Los que conocen el difícil arte de la negociación recomiendan que en cualquiera intento para lograr un acuerdo hay que empezar por pedir la luna, tantear después con atención al que se sienta enfrente, ceder muy poco al principio, reducir el nivel de las exigencias paulatinamente, amagar de vez en vez con pegar carpetazo al asunto, dar a entender cuando la ocasión lo requiera que existen otras alternativas, pero, sobre todo, no descubrir las cartas que se esconden en la manga hasta el final. Yo, que en mi vida laboral me vi muy a menudo en la tesitura de negociar para lograr acuerdos comerciales, entiendo perfectamente estas líneas de actuación, que ahora reconozco en lo que está sucediendo en la política española.

# TAREA
Copia literalmente el fragmento sobre la negociación entre "Los que conocen" y "la política española.", ambos incluidos.

# EXTRACTO DE DATOS
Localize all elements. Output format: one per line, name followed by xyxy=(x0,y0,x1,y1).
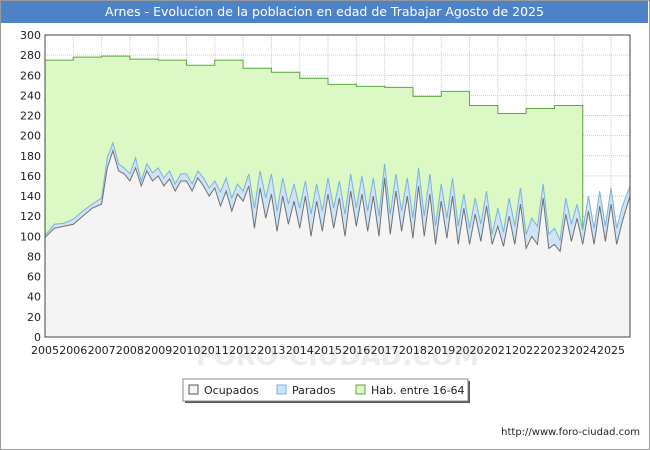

# RESPUESTA CORRECTA
Los que conocen el difícil arte de la negociación recomiendan que en cualquiera intento para lograr un acuerdo hay que empezar por pedir la luna, tantear después con atención al que se sienta enfrente, ceder muy poco al principio, reducir el nivel de las exigencias paulatinamente, amagar de vez en vez con pegar carpetazo al asunto, dar a entender cuando la ocasión lo requiera que existen otras alternativas, pero, sobre todo, no descubrir las cartas que se esconden en la manga hasta el final. Yo, que en mi vida laboral me vi muy a menudo en la tesitura de negociar para lograr acuerdos comerciales, entiendo perfectamente estas líneas de actuación, que ahora reconozco en lo que está sucediendo en la política española.